What is needed
Would you retype all of these records exactly?

Input data
● ● ● ●
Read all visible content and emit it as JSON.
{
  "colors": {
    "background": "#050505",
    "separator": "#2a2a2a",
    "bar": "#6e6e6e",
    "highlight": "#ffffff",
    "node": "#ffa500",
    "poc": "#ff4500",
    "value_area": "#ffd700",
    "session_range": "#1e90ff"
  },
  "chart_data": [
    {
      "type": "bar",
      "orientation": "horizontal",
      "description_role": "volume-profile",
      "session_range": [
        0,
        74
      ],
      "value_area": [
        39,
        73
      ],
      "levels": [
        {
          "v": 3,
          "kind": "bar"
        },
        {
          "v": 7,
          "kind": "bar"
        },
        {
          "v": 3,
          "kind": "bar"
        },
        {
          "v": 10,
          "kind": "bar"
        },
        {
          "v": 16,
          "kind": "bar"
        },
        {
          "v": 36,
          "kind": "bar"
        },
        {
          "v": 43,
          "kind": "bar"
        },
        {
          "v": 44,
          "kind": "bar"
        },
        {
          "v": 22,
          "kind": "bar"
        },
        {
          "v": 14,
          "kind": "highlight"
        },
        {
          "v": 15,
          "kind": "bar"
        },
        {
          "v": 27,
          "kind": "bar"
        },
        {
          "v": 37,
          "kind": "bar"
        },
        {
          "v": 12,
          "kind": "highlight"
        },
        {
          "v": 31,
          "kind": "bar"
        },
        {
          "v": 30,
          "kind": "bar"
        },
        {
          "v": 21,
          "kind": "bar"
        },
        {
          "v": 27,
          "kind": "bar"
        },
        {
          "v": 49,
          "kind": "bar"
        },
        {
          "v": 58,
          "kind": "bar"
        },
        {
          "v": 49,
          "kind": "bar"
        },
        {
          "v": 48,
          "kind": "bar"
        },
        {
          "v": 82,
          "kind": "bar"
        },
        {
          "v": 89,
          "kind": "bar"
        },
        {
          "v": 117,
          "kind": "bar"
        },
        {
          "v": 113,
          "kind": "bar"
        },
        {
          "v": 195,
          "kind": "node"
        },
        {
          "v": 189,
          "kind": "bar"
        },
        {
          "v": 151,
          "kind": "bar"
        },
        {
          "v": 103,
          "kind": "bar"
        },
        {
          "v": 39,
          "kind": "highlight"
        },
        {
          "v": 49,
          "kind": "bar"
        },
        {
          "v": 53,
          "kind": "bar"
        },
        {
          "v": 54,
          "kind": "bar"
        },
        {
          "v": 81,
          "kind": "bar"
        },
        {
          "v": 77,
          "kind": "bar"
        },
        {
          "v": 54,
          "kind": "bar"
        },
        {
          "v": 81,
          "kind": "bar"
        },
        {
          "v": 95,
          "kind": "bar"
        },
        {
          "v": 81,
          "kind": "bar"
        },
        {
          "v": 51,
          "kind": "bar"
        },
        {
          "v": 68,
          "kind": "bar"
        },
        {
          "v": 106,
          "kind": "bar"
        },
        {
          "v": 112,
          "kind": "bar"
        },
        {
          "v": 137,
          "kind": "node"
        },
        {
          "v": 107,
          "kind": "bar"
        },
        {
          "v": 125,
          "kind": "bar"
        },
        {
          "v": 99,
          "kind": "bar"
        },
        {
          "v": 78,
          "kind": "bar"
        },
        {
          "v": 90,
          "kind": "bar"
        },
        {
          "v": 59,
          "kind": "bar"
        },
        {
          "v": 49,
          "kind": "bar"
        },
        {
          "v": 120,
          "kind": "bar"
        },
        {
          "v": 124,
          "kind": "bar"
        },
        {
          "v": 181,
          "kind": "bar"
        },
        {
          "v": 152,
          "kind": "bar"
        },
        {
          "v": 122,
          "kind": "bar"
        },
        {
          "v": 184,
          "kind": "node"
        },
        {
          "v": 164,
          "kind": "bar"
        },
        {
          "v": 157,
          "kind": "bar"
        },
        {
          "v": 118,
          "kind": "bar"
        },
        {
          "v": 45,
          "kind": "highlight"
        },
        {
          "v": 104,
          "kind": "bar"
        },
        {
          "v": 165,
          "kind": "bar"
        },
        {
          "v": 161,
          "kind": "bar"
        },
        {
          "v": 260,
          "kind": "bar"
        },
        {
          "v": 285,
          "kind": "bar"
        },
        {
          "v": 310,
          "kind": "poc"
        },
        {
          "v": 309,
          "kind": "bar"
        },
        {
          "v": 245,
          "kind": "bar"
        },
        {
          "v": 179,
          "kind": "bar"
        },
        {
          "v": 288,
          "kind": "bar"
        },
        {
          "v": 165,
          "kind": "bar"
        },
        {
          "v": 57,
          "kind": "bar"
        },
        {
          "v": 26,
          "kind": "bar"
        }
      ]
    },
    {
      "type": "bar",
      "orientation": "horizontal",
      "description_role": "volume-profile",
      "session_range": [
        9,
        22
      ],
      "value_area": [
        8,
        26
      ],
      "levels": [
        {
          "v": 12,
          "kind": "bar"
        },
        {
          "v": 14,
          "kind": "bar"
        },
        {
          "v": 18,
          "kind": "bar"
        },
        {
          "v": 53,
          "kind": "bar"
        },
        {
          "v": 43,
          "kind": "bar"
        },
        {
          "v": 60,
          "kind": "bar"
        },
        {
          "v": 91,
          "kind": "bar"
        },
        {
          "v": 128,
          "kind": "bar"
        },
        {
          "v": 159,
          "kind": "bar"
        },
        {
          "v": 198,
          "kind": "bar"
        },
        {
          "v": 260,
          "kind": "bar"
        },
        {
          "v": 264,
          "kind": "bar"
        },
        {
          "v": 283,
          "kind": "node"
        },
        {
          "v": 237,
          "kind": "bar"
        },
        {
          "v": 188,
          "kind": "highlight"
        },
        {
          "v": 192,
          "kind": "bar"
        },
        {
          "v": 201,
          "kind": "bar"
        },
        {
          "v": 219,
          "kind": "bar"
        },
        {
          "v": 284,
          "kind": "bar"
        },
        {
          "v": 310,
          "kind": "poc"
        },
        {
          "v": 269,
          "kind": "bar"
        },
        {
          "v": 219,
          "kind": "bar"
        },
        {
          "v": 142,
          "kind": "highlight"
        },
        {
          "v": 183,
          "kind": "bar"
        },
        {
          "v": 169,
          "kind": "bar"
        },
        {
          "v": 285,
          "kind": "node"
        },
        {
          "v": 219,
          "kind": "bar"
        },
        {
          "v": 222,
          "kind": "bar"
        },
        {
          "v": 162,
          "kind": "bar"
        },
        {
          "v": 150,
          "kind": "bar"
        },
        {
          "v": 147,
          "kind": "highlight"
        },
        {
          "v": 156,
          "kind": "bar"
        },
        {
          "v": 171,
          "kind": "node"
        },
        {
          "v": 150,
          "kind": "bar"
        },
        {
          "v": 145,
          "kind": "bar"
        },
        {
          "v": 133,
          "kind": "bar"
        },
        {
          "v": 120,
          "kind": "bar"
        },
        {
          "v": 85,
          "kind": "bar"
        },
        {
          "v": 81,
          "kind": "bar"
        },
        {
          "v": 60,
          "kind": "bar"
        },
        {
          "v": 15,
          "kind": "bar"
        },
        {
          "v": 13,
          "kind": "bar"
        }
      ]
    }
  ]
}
● ● ● ●
Task solution
Read all visible content and emit it as JSON.
{
  "colors": {
    "background": "#050505",
    "separator": "#2a2a2a",
    "bar": "#6e6e6e",
    "highlight": "#ffffff",
    "node": "#ffa500",
    "poc": "#ff4500",
    "value_area": "#ffd700",
    "session_range": "#1e90ff"
  },
  "chart_data": [
    {
      "type": "bar",
      "orientation": "horizontal",
      "description_role": "volume-profile",
      "session_range": [
        0,
        74
      ],
      "value_area": [
        39,
        73
      ],
      "levels": [
        {
          "v": 3,
          "kind": "bar"
        },
        {
          "v": 7,
          "kind": "bar"
        },
        {
          "v": 3,
          "kind": "bar"
        },
        {
          "v": 10,
          "kind": "bar"
        },
        {
          "v": 16,
          "kind": "bar"
        },
        {
          "v": 36,
          "kind": "bar"
        },
        {
          "v": 43,
          "kind": "bar"
        },
        {
          "v": 44,
          "kind": "bar"
        },
        {
          "v": 22,
          "kind": "bar"
        },
        {
          "v": 14,
          "kind": "highlight"
        },
        {
          "v": 15,
          "kind": "bar"
        },
        {
          "v": 27,
          "kind": "bar"
        },
        {
          "v": 37,
          "kind": "bar"
        },
        {
          "v": 12,
          "kind": "highlight"
        },
        {
          "v": 31,
          "kind": "bar"
        },
        {
          "v": 30,
          "kind": "bar"
        },
        {
          "v": 21,
          "kind": "bar"
        },
        {
          "v": 27,
          "kind": "bar"
        },
        {
          "v": 49,
          "kind": "bar"
        },
        {
          "v": 58,
          "kind": "bar"
        },
        {
          "v": 49,
          "kind": "bar"
        },
        {
          "v": 48,
          "kind": "bar"
        },
        {
          "v": 82,
          "kind": "bar"
        },
        {
          "v": 89,
          "kind": "bar"
        },
        {
          "v": 117,
          "kind": "bar"
        },
        {
          "v": 113,
          "kind": "bar"
        },
        {
          "v": 195,
          "kind": "node"
        },
        {
          "v": 189,
          "kind": "bar"
        },
        {
          "v": 151,
          "kind": "bar"
        },
        {
          "v": 103,
          "kind": "bar"
        },
        {
          "v": 39,
          "kind": "highlight"
        },
        {
          "v": 49,
          "kind": "bar"
        },
        {
          "v": 53,
          "kind": "bar"
        },
        {
          "v": 54,
          "kind": "bar"
        },
        {
          "v": 81,
          "kind": "bar"
        },
        {
          "v": 77,
          "kind": "bar"
        },
        {
          "v": 54,
          "kind": "bar"
        },
        {
          "v": 81,
          "kind": "bar"
        },
        {
          "v": 95,
          "kind": "bar"
        },
        {
          "v": 81,
          "kind": "bar"
        },
        {
          "v": 51,
          "kind": "bar"
        },
        {
          "v": 68,
          "kind": "bar"
        },
        {
          "v": 106,
          "kind": "bar"
        },
        {
          "v": 112,
          "kind": "bar"
        },
        {
          "v": 137,
          "kind": "node"
        },
        {
          "v": 107,
          "kind": "bar"
        },
        {
          "v": 125,
          "kind": "bar"
        },
        {
          "v": 99,
          "kind": "bar"
        },
        {
          "v": 78,
          "kind": "bar"
        },
        {
          "v": 90,
          "kind": "bar"
        },
        {
          "v": 59,
          "kind": "bar"
        },
        {
          "v": 49,
          "kind": "bar"
        },
        {
          "v": 120,
          "kind": "bar"
        },
        {
          "v": 124,
          "kind": "bar"
        },
        {
          "v": 181,
          "kind": "bar"
        },
        {
          "v": 152,
          "kind": "bar"
        },
        {
          "v": 122,
          "kind": "bar"
        },
        {
          "v": 184,
          "kind": "node"
        },
        {
          "v": 164,
          "kind": "bar"
        },
        {
          "v": 157,
          "kind": "bar"
        },
        {
          "v": 118,
          "kind": "bar"
        },
        {
          "v": 45,
          "kind": "highlight"
        },
        {
          "v": 104,
          "kind": "bar"
        },
        {
          "v": 165,
          "kind": "bar"
        },
        {
          "v": 161,
          "kind": "bar"
        },
        {
          "v": 260,
          "kind": "bar"
        },
        {
          "v": 285,
          "kind": "bar"
        },
        {
          "v": 310,
          "kind": "poc"
        },
        {
          "v": 309,
          "kind": "bar"
        },
        {
          "v": 245,
          "kind": "bar"
        },
        {
          "v": 179,
          "kind": "bar"
        },
        {
          "v": 288,
          "kind": "bar"
        },
        {
          "v": 165,
          "kind": "bar"
        },
        {
          "v": 57,
          "kind": "bar"
        },
        {
          "v": 26,
          "kind": "bar"
        }
      ]
    },
    {
      "type": "bar",
      "orientation": "horizontal",
      "description_role": "volume-profile",
      "session_range": [
        9,
        22
      ],
      "value_area": [
        8,
        26
      ],
      "levels": [
        {
          "v": 12,
          "kind": "bar"
        },
        {
          "v": 14,
          "kind": "bar"
        },
        {
          "v": 18,
          "kind": "bar"
        },
        {
          "v": 53,
          "kind": "bar"
        },
        {
          "v": 43,
          "kind": "bar"
        },
        {
          "v": 60,
          "kind": "bar"
        },
        {
          "v": 91,
          "kind": "bar"
        },
        {
          "v": 128,
          "kind": "bar"
        },
        {
          "v": 159,
          "kind": "bar"
        },
        {
          "v": 198,
          "kind": "bar"
        },
        {
          "v": 260,
          "kind": "bar"
        },
        {
          "v": 264,
          "kind": "bar"
        },
        {
          "v": 283,
          "kind": "node"
        },
        {
          "v": 237,
          "kind": "bar"
        },
        {
          "v": 188,
          "kind": "highlight"
        },
        {
          "v": 192,
          "kind": "bar"
        },
        {
          "v": 201,
          "kind": "bar"
        },
        {
          "v": 219,
          "kind": "bar"
        },
        {
          "v": 284,
          "kind": "bar"
        },
        {
          "v": 310,
          "kind": "poc"
        },
        {
          "v": 269,
          "kind": "bar"
        },
        {
          "v": 219,
          "kind": "bar"
        },
        {
          "v": 142,
          "kind": "highlight"
        },
        {
          "v": 183,
          "kind": "bar"
        },
        {
          "v": 169,
          "kind": "bar"
        },
        {
          "v": 285,
          "kind": "node"
        },
        {
          "v": 219,
          "kind": "bar"
        },
        {
          "v": 222,
          "kind": "bar"
        },
        {
          "v": 162,
          "kind": "bar"
        },
        {
          "v": 150,
          "kind": "bar"
        },
        {
          "v": 147,
          "kind": "highlight"
        },
        {
          "v": 156,
          "kind": "bar"
        },
        {
          "v": 171,
          "kind": "node"
        },
        {
          "v": 150,
          "kind": "bar"
        },
        {
          "v": 145,
          "kind": "bar"
        },
        {
          "v": 133,
          "kind": "bar"
        },
        {
          "v": 120,
          "kind": "bar"
        },
        {
          "v": 85,
          "kind": "bar"
        },
        {
          "v": 81,
          "kind": "bar"
        },
        {
          "v": 60,
          "kind": "bar"
        },
        {
          "v": 15,
          "kind": "bar"
        },
        {
          "v": 13,
          "kind": "bar"
        }
      ]
    }
  ]
}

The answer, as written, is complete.